● EXERCISE DIRECTIONS
Answer with a single number: the count of lines that hold "Cattail".

Saved entries
· · · · · · ·

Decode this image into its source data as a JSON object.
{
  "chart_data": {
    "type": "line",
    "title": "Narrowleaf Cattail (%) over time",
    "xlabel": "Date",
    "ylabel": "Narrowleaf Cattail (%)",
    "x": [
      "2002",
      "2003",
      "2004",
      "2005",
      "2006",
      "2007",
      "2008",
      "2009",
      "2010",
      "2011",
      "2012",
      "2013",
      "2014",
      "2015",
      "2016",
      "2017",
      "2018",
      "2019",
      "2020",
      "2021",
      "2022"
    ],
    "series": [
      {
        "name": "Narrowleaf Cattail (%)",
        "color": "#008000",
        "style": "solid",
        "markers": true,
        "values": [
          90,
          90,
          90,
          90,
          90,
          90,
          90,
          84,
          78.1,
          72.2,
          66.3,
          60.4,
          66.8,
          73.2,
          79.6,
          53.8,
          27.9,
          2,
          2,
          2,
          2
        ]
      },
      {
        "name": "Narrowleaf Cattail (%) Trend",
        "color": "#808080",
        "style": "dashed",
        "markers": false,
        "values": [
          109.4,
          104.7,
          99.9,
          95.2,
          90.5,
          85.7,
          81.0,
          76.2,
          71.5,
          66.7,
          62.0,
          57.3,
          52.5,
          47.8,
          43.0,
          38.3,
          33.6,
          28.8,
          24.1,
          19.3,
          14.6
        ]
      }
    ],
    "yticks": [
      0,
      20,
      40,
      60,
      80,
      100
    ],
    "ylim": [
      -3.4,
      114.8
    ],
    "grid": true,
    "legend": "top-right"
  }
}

· · · · · · ·

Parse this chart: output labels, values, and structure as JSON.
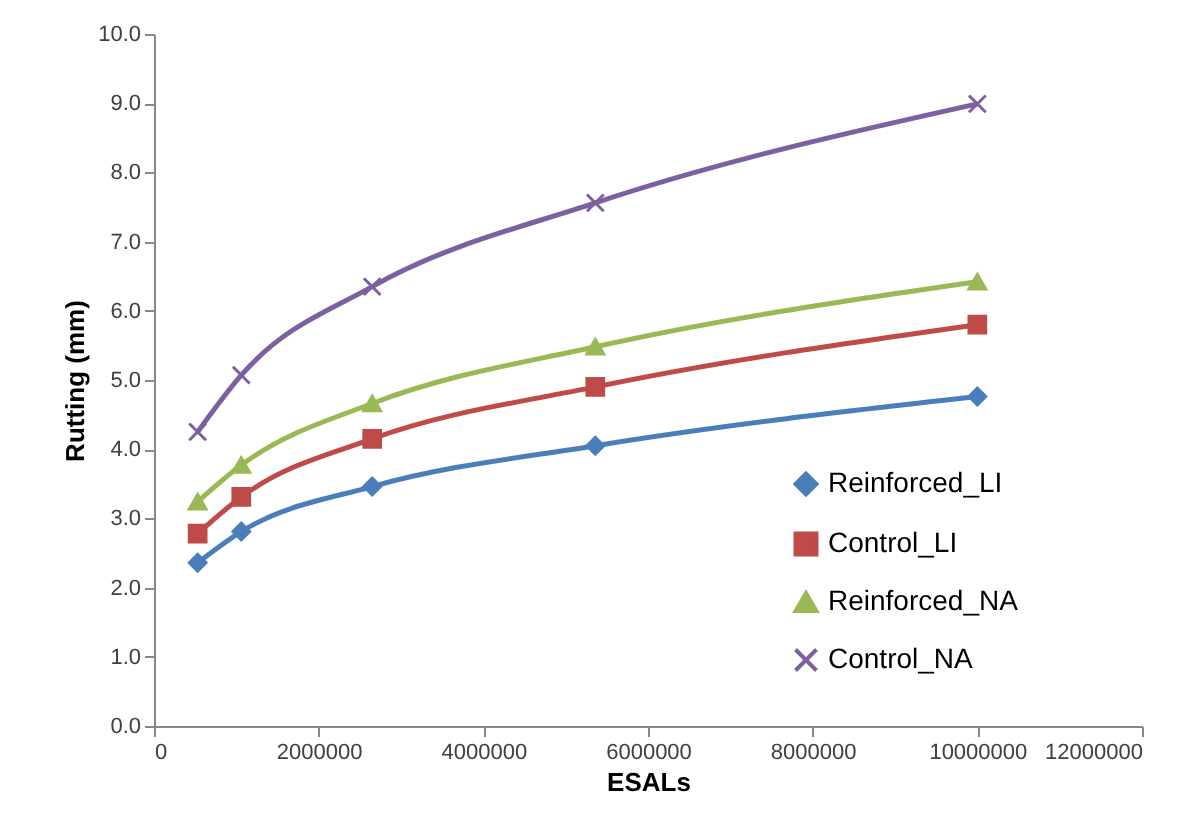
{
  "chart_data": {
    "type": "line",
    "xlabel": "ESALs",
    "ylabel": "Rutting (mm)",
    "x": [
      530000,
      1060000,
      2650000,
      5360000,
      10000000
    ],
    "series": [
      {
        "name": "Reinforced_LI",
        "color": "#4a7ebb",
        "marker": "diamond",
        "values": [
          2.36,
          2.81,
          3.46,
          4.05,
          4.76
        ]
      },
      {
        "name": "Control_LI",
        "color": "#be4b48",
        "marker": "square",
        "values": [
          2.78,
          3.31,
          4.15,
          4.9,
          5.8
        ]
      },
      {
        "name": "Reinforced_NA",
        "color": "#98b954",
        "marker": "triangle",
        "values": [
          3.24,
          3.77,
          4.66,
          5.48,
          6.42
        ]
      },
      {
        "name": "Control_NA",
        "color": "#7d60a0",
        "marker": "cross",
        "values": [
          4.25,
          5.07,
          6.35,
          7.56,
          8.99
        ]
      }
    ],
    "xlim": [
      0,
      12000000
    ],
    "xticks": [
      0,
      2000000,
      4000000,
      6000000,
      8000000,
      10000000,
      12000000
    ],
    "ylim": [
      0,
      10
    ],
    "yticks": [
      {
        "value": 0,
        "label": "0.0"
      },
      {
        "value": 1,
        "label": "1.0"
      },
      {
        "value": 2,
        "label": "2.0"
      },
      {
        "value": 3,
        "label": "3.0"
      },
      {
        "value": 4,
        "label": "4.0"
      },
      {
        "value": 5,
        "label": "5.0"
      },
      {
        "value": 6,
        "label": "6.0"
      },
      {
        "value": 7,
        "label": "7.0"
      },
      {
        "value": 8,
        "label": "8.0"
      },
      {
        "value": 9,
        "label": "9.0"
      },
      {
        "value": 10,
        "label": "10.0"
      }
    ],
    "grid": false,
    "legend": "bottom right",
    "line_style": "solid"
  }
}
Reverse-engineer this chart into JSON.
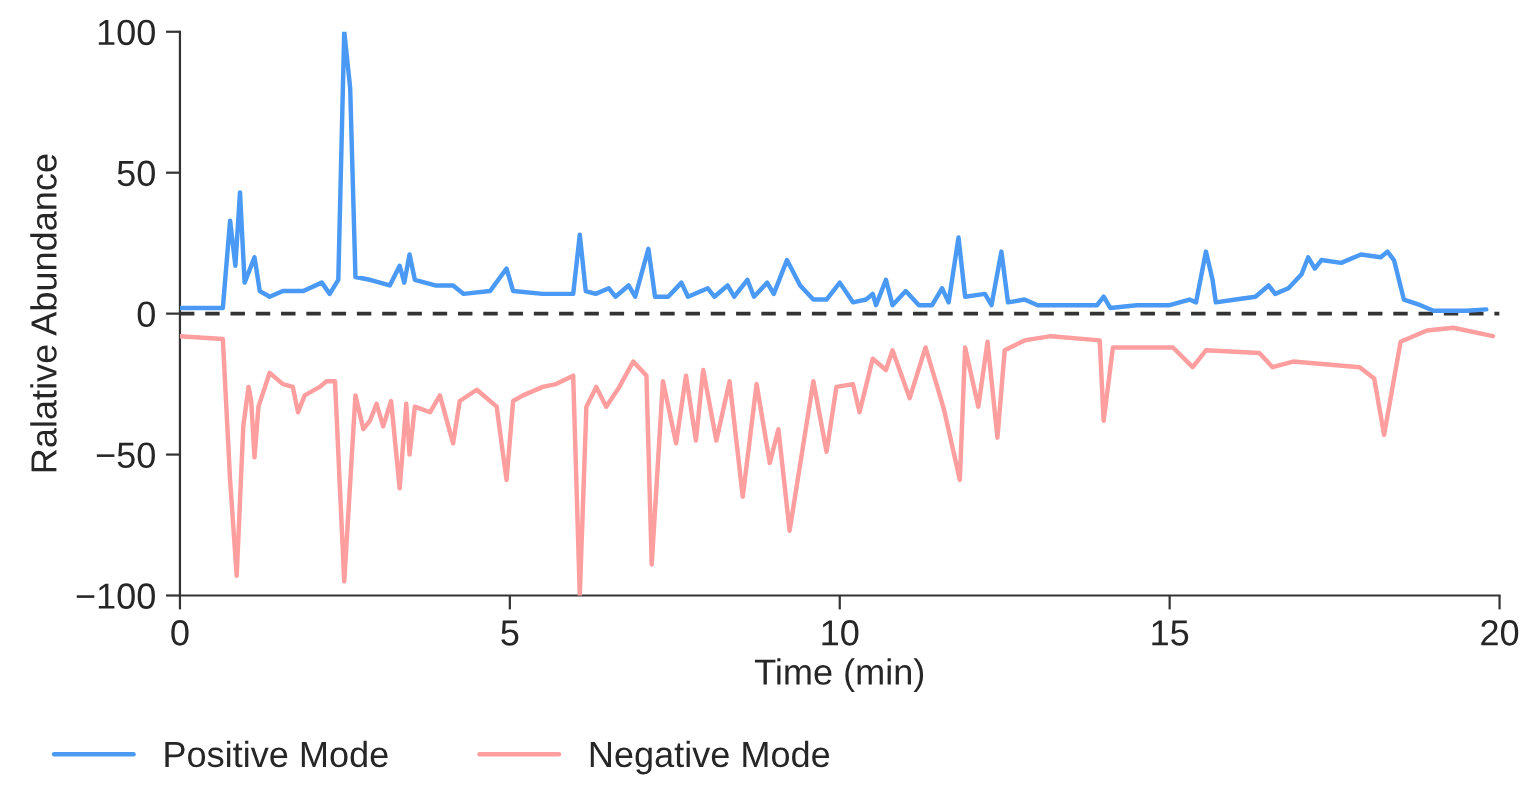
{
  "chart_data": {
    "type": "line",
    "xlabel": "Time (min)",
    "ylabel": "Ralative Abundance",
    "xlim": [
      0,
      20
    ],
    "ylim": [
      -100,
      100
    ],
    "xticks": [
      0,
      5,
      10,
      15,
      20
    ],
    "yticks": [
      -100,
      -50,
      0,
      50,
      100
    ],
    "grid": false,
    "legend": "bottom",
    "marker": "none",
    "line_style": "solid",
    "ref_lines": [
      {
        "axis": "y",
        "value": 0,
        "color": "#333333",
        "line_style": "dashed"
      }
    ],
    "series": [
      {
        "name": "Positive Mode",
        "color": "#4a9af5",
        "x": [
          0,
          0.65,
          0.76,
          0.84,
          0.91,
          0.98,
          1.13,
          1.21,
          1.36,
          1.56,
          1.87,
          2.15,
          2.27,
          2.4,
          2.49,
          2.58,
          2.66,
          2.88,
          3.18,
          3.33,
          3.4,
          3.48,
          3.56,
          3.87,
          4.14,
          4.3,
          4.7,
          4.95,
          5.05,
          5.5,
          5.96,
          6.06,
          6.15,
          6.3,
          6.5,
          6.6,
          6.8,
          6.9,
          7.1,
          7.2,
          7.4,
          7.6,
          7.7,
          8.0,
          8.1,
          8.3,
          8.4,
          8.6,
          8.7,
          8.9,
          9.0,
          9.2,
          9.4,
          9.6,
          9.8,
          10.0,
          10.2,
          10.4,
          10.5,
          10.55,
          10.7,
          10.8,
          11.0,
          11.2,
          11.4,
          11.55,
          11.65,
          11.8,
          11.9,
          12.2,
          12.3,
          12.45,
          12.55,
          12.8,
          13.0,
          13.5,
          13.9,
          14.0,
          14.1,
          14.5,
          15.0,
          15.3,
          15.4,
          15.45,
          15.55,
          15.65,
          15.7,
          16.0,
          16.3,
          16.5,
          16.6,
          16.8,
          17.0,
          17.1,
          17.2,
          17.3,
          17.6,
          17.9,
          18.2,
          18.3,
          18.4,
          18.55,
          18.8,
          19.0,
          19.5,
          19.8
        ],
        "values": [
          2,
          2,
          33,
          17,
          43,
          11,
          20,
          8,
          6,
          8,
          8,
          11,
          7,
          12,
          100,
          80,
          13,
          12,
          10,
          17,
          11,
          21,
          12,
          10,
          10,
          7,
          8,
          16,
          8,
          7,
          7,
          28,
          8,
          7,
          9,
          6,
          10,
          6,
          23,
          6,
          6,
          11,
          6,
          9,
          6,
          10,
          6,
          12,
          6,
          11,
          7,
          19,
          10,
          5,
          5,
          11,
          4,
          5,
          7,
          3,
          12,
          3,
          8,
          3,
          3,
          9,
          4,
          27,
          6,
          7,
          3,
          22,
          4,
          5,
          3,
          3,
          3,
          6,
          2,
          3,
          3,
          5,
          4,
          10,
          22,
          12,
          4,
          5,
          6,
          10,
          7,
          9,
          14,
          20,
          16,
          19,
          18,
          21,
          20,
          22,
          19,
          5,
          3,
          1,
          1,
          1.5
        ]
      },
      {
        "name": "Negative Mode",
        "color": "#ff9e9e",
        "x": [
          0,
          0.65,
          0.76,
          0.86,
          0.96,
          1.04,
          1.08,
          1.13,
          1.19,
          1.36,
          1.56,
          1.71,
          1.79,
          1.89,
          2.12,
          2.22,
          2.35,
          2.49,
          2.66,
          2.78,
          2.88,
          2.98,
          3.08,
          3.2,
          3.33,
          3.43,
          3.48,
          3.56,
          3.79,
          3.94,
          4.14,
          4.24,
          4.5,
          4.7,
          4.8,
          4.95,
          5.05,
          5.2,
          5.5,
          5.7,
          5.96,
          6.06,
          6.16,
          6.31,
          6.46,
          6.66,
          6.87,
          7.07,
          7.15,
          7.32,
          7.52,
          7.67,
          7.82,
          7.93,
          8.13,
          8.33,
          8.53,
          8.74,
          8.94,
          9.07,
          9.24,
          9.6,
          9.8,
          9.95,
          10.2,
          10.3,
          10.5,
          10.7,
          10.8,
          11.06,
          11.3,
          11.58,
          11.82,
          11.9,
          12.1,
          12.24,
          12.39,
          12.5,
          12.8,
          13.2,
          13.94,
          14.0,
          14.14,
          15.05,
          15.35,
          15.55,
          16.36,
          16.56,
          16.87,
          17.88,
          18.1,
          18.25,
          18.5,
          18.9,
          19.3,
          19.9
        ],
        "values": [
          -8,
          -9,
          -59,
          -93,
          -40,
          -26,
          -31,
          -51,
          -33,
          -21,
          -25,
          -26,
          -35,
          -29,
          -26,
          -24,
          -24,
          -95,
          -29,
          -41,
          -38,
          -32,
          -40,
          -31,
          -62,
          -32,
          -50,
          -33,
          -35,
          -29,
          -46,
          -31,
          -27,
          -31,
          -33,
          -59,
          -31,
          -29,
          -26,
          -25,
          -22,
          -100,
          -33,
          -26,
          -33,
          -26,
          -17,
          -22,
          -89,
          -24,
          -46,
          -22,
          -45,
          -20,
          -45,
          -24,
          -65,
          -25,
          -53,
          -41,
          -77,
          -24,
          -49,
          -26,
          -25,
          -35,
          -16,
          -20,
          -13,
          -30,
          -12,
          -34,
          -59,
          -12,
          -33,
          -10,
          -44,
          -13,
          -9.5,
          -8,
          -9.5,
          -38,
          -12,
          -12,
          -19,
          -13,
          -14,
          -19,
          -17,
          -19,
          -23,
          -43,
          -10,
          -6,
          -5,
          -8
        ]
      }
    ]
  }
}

· · · · · · ·

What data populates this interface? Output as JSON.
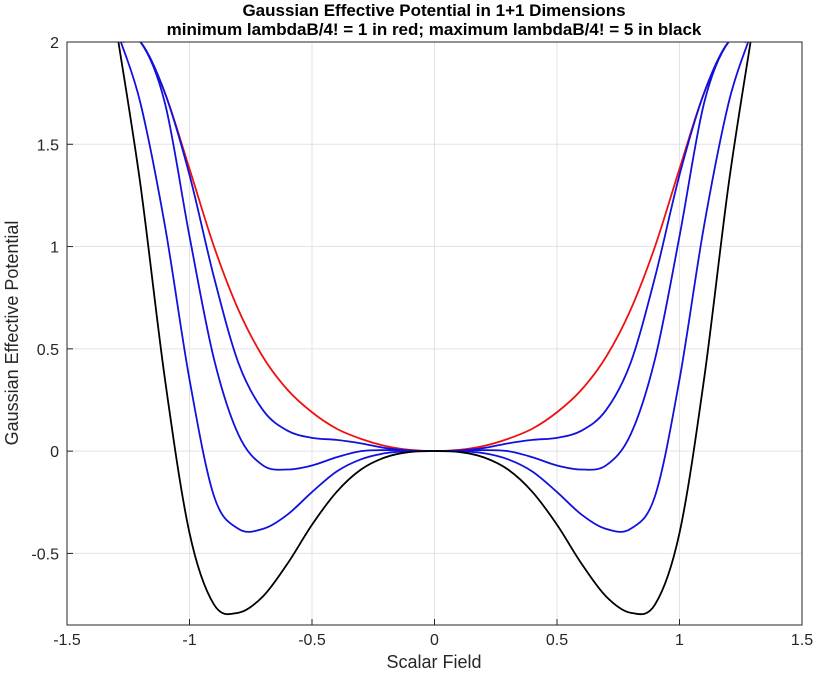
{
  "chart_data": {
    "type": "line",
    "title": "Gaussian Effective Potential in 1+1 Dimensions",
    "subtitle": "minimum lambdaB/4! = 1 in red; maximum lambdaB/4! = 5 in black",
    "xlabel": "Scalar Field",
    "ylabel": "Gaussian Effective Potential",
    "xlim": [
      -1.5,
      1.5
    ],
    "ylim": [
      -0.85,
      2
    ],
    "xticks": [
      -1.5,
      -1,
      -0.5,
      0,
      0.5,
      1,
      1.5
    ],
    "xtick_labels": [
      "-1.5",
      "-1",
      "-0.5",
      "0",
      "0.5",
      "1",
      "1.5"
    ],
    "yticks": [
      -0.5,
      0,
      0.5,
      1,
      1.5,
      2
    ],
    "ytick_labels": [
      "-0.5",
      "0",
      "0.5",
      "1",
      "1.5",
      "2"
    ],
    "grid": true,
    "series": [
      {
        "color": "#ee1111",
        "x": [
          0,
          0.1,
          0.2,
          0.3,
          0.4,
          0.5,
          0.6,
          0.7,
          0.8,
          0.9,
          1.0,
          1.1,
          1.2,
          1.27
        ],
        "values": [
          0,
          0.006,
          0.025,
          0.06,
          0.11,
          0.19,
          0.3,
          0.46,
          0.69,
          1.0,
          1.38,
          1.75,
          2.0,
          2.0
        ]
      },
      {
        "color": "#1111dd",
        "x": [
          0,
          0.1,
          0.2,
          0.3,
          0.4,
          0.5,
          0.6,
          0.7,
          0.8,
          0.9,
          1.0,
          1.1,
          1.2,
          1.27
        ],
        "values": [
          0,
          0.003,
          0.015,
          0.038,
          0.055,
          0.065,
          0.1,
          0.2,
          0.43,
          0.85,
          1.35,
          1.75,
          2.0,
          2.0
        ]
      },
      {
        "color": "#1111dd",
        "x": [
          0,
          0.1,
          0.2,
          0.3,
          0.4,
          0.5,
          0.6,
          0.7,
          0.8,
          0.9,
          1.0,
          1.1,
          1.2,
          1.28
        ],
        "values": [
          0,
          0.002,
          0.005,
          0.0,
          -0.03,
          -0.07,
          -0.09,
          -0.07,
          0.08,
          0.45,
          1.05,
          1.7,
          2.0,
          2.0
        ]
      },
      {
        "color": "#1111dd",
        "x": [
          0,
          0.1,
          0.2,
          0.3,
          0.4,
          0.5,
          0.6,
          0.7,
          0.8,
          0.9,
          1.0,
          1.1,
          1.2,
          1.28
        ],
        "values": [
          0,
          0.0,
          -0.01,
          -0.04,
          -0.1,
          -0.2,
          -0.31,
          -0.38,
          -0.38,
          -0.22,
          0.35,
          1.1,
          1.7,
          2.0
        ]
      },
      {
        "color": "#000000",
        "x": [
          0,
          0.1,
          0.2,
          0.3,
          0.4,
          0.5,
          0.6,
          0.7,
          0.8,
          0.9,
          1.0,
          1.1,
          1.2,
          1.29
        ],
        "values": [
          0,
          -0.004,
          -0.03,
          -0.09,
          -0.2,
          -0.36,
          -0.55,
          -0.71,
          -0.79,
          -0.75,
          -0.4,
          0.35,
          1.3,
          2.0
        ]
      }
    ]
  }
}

· · · · · · ·

● RESULT
4